EXERCISE BRIEF: Determine the number of lines that contain the word "Soviet", then state that number and nothing more.

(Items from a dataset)
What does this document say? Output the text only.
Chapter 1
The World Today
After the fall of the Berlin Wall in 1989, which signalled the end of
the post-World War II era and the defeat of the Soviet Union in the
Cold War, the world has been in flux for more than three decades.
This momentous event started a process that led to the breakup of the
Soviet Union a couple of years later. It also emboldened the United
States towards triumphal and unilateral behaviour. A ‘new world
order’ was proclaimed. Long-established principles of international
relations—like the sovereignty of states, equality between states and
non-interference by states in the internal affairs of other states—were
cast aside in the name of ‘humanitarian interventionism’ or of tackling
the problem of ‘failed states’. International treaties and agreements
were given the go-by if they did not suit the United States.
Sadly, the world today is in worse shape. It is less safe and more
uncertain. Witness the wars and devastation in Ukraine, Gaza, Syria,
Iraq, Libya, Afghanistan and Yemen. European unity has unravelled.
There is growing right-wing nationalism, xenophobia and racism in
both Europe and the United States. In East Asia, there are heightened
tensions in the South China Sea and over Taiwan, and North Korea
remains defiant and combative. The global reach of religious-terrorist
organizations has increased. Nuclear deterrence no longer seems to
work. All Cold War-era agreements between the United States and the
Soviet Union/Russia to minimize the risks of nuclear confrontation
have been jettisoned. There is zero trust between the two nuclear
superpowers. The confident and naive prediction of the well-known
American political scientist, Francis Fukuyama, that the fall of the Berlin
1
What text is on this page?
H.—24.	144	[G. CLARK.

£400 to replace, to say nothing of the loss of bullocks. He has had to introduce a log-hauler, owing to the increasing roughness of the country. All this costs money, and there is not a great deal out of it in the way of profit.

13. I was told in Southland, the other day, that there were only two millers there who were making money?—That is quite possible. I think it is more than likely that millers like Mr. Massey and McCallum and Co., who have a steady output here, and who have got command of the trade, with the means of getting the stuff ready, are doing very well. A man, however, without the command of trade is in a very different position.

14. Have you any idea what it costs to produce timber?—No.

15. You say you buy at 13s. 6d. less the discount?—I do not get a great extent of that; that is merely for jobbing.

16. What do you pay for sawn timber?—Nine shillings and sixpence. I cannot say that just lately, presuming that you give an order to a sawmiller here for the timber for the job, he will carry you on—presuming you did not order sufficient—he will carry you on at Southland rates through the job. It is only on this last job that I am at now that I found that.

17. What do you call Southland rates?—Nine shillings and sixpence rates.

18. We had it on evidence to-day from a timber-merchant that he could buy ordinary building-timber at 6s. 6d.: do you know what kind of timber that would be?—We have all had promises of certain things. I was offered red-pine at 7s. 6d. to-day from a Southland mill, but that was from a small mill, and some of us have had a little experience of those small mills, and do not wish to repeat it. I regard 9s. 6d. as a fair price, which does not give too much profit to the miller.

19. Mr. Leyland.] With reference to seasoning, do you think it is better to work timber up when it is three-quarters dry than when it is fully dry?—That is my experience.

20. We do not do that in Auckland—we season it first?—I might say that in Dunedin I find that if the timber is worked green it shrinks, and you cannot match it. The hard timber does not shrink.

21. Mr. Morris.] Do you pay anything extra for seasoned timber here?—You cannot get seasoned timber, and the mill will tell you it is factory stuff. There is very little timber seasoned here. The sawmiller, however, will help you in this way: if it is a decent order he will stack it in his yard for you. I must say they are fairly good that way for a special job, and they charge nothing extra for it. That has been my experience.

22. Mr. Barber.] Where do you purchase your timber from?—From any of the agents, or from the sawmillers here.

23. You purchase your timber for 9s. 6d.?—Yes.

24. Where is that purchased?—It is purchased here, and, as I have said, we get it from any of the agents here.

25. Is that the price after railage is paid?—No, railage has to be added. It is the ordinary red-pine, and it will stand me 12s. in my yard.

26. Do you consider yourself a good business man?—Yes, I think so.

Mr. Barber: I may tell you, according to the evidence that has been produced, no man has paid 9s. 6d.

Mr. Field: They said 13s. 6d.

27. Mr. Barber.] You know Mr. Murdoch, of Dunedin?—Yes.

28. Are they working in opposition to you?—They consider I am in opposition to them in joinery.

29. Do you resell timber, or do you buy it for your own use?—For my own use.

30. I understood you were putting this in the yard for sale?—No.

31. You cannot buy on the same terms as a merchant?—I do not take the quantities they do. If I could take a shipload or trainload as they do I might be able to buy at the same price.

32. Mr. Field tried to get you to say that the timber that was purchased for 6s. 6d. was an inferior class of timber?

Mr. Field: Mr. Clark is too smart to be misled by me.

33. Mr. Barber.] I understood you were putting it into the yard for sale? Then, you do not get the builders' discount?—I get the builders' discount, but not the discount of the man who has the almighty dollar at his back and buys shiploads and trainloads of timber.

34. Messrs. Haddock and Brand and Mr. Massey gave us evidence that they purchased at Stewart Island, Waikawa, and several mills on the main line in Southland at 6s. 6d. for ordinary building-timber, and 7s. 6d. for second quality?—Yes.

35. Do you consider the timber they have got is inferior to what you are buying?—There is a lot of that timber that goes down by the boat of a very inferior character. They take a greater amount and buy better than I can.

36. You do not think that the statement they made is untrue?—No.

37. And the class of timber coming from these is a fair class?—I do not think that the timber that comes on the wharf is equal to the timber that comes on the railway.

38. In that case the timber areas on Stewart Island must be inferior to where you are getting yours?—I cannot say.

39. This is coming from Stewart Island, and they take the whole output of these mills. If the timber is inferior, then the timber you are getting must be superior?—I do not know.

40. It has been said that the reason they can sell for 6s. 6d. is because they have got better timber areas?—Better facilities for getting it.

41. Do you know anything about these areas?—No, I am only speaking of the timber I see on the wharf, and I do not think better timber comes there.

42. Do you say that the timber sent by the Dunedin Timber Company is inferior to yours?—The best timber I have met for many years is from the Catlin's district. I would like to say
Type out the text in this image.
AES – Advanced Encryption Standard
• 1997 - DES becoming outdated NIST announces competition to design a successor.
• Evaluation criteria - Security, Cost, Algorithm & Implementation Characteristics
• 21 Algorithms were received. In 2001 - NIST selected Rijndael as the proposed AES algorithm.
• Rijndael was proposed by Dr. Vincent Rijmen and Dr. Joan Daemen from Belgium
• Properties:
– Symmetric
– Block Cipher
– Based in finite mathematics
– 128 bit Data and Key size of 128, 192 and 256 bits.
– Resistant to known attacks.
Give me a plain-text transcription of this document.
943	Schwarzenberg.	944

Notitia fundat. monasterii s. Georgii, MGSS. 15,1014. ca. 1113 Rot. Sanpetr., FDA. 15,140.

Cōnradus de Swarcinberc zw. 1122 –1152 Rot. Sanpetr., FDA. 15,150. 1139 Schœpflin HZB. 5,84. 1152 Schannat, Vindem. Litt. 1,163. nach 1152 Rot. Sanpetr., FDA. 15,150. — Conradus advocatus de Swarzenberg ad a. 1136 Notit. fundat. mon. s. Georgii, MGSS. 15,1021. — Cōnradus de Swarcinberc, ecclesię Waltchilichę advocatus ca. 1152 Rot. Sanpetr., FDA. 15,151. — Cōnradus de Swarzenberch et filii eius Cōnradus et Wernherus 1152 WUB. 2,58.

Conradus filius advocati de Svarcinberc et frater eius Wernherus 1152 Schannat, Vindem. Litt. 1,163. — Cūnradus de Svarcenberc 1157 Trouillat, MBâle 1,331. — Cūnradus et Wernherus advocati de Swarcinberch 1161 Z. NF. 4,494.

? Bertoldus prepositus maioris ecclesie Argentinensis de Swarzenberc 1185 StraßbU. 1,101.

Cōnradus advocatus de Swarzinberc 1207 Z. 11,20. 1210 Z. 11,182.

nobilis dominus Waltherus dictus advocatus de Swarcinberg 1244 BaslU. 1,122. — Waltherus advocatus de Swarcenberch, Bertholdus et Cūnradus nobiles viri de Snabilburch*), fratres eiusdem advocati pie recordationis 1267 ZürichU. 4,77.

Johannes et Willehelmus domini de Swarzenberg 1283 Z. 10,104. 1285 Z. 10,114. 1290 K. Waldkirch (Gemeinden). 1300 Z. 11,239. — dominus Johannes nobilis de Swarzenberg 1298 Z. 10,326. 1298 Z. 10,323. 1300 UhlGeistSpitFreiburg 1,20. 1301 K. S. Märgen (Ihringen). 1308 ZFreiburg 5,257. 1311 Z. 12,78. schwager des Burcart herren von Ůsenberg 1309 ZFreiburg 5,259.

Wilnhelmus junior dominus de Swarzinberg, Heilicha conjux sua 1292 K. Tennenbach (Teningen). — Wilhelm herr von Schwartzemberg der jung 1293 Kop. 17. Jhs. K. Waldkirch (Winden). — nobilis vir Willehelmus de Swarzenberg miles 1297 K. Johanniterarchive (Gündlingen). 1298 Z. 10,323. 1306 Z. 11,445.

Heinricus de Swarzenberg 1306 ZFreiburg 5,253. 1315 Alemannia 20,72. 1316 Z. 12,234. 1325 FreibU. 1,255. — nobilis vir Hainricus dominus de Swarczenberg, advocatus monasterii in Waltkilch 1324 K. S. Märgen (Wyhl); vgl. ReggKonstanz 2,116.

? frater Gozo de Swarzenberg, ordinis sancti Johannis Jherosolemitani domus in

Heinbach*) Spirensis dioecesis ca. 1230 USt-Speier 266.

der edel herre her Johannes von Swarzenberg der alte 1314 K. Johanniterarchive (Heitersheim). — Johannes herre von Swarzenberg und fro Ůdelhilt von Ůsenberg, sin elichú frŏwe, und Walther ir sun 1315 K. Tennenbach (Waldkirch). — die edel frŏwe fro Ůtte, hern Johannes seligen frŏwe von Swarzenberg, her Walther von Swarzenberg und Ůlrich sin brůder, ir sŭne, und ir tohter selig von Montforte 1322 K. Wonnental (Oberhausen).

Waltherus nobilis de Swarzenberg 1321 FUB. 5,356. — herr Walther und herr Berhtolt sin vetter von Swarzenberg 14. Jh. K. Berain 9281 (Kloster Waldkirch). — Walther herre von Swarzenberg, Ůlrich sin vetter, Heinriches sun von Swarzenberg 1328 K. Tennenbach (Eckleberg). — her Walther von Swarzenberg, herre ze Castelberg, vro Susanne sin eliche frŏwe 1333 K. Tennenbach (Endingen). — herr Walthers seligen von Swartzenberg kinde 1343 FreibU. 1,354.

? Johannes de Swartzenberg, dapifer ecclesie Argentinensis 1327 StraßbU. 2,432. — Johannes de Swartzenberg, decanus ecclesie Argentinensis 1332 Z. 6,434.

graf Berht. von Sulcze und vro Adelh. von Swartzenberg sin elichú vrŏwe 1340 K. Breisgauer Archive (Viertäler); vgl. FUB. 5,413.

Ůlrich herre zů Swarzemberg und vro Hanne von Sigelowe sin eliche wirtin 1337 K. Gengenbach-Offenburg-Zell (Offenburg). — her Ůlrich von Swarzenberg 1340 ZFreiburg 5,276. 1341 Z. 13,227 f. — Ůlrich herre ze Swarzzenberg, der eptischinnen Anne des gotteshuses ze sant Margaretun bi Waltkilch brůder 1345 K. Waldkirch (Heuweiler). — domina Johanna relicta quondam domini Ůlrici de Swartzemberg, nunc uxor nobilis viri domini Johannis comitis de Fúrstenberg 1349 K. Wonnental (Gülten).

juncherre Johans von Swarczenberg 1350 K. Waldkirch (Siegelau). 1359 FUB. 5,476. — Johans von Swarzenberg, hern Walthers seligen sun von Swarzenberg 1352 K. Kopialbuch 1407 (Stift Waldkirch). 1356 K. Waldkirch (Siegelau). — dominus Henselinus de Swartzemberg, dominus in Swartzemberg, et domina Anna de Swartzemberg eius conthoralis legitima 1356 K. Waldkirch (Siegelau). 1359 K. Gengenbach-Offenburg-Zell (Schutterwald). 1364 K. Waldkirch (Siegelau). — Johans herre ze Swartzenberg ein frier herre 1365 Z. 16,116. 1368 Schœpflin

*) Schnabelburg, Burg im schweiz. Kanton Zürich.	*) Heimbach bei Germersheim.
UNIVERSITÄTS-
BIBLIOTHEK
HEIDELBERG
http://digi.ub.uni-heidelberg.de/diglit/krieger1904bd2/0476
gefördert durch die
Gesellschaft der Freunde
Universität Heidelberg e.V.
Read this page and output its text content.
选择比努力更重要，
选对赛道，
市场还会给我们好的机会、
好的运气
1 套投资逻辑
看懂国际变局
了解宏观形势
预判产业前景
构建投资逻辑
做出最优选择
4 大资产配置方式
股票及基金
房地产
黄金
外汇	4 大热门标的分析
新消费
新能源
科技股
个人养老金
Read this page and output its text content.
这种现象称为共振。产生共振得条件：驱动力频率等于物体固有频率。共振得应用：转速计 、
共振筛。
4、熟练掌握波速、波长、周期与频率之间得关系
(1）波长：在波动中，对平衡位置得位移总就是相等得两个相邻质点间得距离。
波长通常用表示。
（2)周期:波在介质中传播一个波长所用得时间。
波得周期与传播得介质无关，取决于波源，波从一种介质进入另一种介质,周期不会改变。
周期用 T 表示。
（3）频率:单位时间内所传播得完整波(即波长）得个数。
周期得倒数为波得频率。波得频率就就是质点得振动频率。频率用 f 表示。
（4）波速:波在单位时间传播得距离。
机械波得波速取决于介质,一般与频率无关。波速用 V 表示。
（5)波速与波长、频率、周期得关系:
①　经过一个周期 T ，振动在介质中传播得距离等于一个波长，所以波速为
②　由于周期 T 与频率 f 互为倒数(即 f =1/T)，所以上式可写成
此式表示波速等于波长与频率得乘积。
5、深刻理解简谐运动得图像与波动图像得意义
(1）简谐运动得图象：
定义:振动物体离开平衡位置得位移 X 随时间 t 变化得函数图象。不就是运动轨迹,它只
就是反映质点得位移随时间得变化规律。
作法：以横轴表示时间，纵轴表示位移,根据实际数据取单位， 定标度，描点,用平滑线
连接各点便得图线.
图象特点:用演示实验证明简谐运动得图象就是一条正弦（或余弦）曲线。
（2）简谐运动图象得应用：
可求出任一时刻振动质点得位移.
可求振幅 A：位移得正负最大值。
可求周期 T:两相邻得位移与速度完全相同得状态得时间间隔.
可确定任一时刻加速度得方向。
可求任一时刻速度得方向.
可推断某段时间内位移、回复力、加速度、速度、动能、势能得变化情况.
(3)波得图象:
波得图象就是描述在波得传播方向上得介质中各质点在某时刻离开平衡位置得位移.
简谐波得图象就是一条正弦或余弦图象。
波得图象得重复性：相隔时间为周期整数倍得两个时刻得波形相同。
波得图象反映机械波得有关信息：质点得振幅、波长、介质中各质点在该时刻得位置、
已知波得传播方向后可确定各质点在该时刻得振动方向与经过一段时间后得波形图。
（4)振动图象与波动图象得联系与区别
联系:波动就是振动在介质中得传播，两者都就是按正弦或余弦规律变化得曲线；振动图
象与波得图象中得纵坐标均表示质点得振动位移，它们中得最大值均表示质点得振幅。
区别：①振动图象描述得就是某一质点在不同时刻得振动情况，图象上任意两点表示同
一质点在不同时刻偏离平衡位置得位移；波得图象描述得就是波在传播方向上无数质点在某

ANSWER BELOW: 3